SET PROBLEM >> Every line of the material is to be repeated exactly as it stands.

(Figure content listings)

■ ■ ■ ■

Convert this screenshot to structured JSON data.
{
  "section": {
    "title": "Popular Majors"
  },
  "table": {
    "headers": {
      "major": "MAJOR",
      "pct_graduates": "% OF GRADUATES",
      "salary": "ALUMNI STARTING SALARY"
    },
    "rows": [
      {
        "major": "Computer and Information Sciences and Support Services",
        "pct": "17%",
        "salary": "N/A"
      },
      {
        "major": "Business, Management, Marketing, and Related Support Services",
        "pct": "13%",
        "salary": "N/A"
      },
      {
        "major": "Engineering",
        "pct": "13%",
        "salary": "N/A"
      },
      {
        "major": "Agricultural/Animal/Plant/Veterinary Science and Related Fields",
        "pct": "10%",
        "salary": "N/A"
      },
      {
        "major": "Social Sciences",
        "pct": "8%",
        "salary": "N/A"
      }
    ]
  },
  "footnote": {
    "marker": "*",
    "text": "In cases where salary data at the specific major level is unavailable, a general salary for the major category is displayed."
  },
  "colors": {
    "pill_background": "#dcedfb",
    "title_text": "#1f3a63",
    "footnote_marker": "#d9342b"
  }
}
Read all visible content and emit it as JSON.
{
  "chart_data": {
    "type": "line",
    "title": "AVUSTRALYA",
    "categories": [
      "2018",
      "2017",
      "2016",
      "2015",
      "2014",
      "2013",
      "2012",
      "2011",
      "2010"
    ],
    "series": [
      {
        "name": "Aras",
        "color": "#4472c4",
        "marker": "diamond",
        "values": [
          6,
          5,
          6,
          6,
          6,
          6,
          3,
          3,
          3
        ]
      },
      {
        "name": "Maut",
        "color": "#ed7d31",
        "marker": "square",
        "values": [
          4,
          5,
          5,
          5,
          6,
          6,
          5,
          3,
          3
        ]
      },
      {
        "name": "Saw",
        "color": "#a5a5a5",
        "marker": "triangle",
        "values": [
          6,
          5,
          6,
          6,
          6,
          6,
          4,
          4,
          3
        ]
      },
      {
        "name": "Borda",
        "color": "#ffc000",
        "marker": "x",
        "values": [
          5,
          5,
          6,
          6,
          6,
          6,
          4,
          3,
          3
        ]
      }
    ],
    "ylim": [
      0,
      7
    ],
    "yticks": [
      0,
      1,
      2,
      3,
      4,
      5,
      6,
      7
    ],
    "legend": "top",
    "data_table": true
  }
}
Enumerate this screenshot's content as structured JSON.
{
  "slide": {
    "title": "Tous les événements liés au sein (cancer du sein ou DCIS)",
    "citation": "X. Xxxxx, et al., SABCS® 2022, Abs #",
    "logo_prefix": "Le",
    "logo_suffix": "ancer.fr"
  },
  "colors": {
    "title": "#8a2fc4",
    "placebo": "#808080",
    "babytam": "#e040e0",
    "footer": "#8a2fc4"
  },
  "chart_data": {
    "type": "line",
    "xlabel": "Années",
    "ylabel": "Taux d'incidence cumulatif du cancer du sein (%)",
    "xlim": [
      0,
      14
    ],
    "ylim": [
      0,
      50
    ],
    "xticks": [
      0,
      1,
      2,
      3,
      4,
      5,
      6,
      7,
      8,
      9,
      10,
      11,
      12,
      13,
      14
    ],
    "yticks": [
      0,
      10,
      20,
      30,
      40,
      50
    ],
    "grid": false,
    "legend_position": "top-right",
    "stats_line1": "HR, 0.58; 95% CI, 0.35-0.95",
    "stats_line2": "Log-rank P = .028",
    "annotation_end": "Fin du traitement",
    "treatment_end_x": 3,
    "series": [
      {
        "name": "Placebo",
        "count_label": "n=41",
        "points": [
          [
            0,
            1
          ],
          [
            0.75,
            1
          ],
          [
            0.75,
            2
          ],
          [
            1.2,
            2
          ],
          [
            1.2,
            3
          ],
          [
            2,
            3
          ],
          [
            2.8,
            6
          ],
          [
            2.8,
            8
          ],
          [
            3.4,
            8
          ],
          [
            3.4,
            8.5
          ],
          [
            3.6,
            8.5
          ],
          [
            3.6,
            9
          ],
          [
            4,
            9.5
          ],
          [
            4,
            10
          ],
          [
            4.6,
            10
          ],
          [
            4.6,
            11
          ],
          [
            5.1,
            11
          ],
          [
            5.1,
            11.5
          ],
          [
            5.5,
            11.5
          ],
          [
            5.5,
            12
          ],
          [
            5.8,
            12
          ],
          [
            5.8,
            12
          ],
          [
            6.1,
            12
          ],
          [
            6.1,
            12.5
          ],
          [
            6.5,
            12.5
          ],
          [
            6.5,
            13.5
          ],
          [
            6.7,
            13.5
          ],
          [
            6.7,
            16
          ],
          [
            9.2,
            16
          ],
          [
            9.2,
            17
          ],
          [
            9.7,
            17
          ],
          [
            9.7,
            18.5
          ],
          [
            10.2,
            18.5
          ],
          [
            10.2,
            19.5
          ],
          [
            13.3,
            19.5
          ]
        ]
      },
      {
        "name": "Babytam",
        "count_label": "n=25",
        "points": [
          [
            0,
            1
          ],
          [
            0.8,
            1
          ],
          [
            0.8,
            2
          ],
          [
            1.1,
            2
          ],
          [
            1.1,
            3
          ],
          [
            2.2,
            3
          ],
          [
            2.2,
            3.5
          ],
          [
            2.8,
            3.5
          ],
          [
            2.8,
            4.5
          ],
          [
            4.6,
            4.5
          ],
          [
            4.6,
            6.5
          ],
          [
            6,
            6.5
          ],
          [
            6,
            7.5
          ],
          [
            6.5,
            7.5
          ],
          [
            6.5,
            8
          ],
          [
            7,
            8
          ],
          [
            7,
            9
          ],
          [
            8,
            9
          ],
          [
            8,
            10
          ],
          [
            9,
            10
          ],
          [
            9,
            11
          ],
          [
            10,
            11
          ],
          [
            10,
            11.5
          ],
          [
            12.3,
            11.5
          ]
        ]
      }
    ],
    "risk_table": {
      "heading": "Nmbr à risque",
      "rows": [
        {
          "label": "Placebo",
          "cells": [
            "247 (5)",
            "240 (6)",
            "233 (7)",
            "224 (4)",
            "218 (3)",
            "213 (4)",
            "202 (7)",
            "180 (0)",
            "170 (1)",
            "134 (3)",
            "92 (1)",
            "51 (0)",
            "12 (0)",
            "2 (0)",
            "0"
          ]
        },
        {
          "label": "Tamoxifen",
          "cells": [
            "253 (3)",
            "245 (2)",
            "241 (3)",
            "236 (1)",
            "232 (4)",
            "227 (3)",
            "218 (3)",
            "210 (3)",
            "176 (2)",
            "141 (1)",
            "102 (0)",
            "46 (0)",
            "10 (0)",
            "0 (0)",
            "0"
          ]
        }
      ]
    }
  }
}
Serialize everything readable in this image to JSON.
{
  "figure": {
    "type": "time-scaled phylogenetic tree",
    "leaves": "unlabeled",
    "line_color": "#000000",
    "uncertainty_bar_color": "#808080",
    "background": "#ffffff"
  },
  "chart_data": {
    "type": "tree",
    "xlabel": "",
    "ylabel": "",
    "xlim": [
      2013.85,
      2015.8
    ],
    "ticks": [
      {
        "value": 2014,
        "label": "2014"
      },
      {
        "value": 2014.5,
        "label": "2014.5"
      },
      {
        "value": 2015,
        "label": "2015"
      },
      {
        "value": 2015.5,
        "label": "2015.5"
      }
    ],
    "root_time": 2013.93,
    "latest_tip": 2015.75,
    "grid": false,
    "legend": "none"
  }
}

■ ■ ■ ■

ANSWER TO THIS TASK >>
Convert this screenshot to structured JSON data.
{
  "section": {
    "title": "Popular Majors"
  },
  "table": {
    "headers": {
      "major": "MAJOR",
      "pct_graduates": "% OF GRADUATES",
      "salary": "ALUMNI STARTING SALARY"
    },
    "rows": [
      {
        "major": "Computer and Information Sciences and Support Services",
        "pct": "17%",
        "salary": "N/A"
      },
      {
        "major": "Business, Management, Marketing, and Related Support Services",
        "pct": "13%",
        "salary": "N/A"
      },
      {
        "major": "Engineering",
        "pct": "13%",
        "salary": "N/A"
      },
      {
        "major": "Agricultural/Animal/Plant/Veterinary Science and Related Fields",
        "pct": "10%",
        "salary": "N/A"
      },
      {
        "major": "Social Sciences",
        "pct": "8%",
        "salary": "N/A"
      }
    ]
  },
  "footnote": {
    "marker": "*",
    "text": "In cases where salary data at the specific major level is unavailable, a general salary for the major category is displayed."
  },
  "colors": {
    "pill_background": "#dcedfb",
    "title_text": "#1f3a63",
    "footnote_marker": "#d9342b"
  }
}
Read all visible content and emit it as JSON.
{
  "chart_data": {
    "type": "line",
    "title": "AVUSTRALYA",
    "categories": [
      "2018",
      "2017",
      "2016",
      "2015",
      "2014",
      "2013",
      "2012",
      "2011",
      "2010"
    ],
    "series": [
      {
        "name": "Aras",
        "color": "#4472c4",
        "marker": "diamond",
        "values": [
          6,
          5,
          6,
          6,
          6,
          6,
          3,
          3,
          3
        ]
      },
      {
        "name": "Maut",
        "color": "#ed7d31",
        "marker": "square",
        "values": [
          4,
          5,
          5,
          5,
          6,
          6,
          5,
          3,
          3
        ]
      },
      {
        "name": "Saw",
        "color": "#a5a5a5",
        "marker": "triangle",
        "values": [
          6,
          5,
          6,
          6,
          6,
          6,
          4,
          4,
          3
        ]
      },
      {
        "name": "Borda",
        "color": "#ffc000",
        "marker": "x",
        "values": [
          5,
          5,
          6,
          6,
          6,
          6,
          4,
          3,
          3
        ]
      }
    ],
    "ylim": [
      0,
      7
    ],
    "yticks": [
      0,
      1,
      2,
      3,
      4,
      5,
      6,
      7
    ],
    "legend": "top",
    "data_table": true
  }
}
Enumerate this screenshot's content as structured JSON.
{
  "slide": {
    "title": "Tous les événements liés au sein (cancer du sein ou DCIS)",
    "citation": "X. Xxxxx, et al., SABCS® 2022, Abs #",
    "logo_prefix": "Le",
    "logo_suffix": "ancer.fr"
  },
  "colors": {
    "title": "#8a2fc4",
    "placebo": "#808080",
    "babytam": "#e040e0",
    "footer": "#8a2fc4"
  },
  "chart_data": {
    "type": "line",
    "xlabel": "Années",
    "ylabel": "Taux d'incidence cumulatif du cancer du sein (%)",
    "xlim": [
      0,
      14
    ],
    "ylim": [
      0,
      50
    ],
    "xticks": [
      0,
      1,
      2,
      3,
      4,
      5,
      6,
      7,
      8,
      9,
      10,
      11,
      12,
      13,
      14
    ],
    "yticks": [
      0,
      10,
      20,
      30,
      40,
      50
    ],
    "grid": false,
    "legend_position": "top-right",
    "stats_line1": "HR, 0.58; 95% CI, 0.35-0.95",
    "stats_line2": "Log-rank P = .028",
    "annotation_end": "Fin du traitement",
    "treatment_end_x": 3,
    "series": [
      {
        "name": "Placebo",
        "count_label": "n=41",
        "points": [
          [
            0,
            1
          ],
          [
            0.75,
            1
          ],
          [
            0.75,
            2
          ],
          [
            1.2,
            2
          ],
          [
            1.2,
            3
          ],
          [
            2,
            3
          ],
          [
            2.8,
            6
          ],
          [
            2.8,
            8
          ],
          [
            3.4,
            8
          ],
          [
            3.4,
            8.5
          ],
          [
            3.6,
            8.5
          ],
          [
            3.6,
            9
          ],
          [
            4,
            9.5
          ],
          [
            4,
            10
          ],
          [
            4.6,
            10
          ],
          [
            4.6,
            11
          ],
          [
            5.1,
            11
          ],
          [
            5.1,
            11.5
          ],
          [
            5.5,
            11.5
          ],
          [
            5.5,
            12
          ],
          [
            5.8,
            12
          ],
          [
            5.8,
            12
          ],
          [
            6.1,
            12
          ],
          [
            6.1,
            12.5
          ],
          [
            6.5,
            12.5
          ],
          [
            6.5,
            13.5
          ],
          [
            6.7,
            13.5
          ],
          [
            6.7,
            16
          ],
          [
            9.2,
            16
          ],
          [
            9.2,
            17
          ],
          [
            9.7,
            17
          ],
          [
            9.7,
            18.5
          ],
          [
            10.2,
            18.5
          ],
          [
            10.2,
            19.5
          ],
          [
            13.3,
            19.5
          ]
        ]
      },
      {
        "name": "Babytam",
        "count_label": "n=25",
        "points": [
          [
            0,
            1
          ],
          [
            0.8,
            1
          ],
          [
            0.8,
            2
          ],
          [
            1.1,
            2
          ],
          [
            1.1,
            3
          ],
          [
            2.2,
            3
          ],
          [
            2.2,
            3.5
          ],
          [
            2.8,
            3.5
          ],
          [
            2.8,
            4.5
          ],
          [
            4.6,
            4.5
          ],
          [
            4.6,
            6.5
          ],
          [
            6,
            6.5
          ],
          [
            6,
            7.5
          ],
          [
            6.5,
            7.5
          ],
          [
            6.5,
            8
          ],
          [
            7,
            8
          ],
          [
            7,
            9
          ],
          [
            8,
            9
          ],
          [
            8,
            10
          ],
          [
            9,
            10
          ],
          [
            9,
            11
          ],
          [
            10,
            11
          ],
          [
            10,
            11.5
          ],
          [
            12.3,
            11.5
          ]
        ]
      }
    ],
    "risk_table": {
      "heading": "Nmbr à risque",
      "rows": [
        {
          "label": "Placebo",
          "cells": [
            "247 (5)",
            "240 (6)",
            "233 (7)",
            "224 (4)",
            "218 (3)",
            "213 (4)",
            "202 (7)",
            "180 (0)",
            "170 (1)",
            "134 (3)",
            "92 (1)",
            "51 (0)",
            "12 (0)",
            "2 (0)",
            "0"
          ]
        },
        {
          "label": "Tamoxifen",
          "cells": [
            "253 (3)",
            "245 (2)",
            "241 (3)",
            "236 (1)",
            "232 (4)",
            "227 (3)",
            "218 (3)",
            "210 (3)",
            "176 (2)",
            "141 (1)",
            "102 (0)",
            "46 (0)",
            "10 (0)",
            "0 (0)",
            "0"
          ]
        }
      ]
    }
  }
}
Serialize everything readable in this image to JSON.
{
  "figure": {
    "type": "time-scaled phylogenetic tree",
    "leaves": "unlabeled",
    "line_color": "#000000",
    "uncertainty_bar_color": "#808080",
    "background": "#ffffff"
  },
  "chart_data": {
    "type": "tree",
    "xlabel": "",
    "ylabel": "",
    "xlim": [
      2013.85,
      2015.8
    ],
    "ticks": [
      {
        "value": 2014,
        "label": "2014"
      },
      {
        "value": 2014.5,
        "label": "2014.5"
      },
      {
        "value": 2015,
        "label": "2015"
      },
      {
        "value": 2015.5,
        "label": "2015.5"
      }
    ],
    "root_time": 2013.93,
    "latest_tip": 2015.75,
    "grid": false,
    "legend": "none"
  }
}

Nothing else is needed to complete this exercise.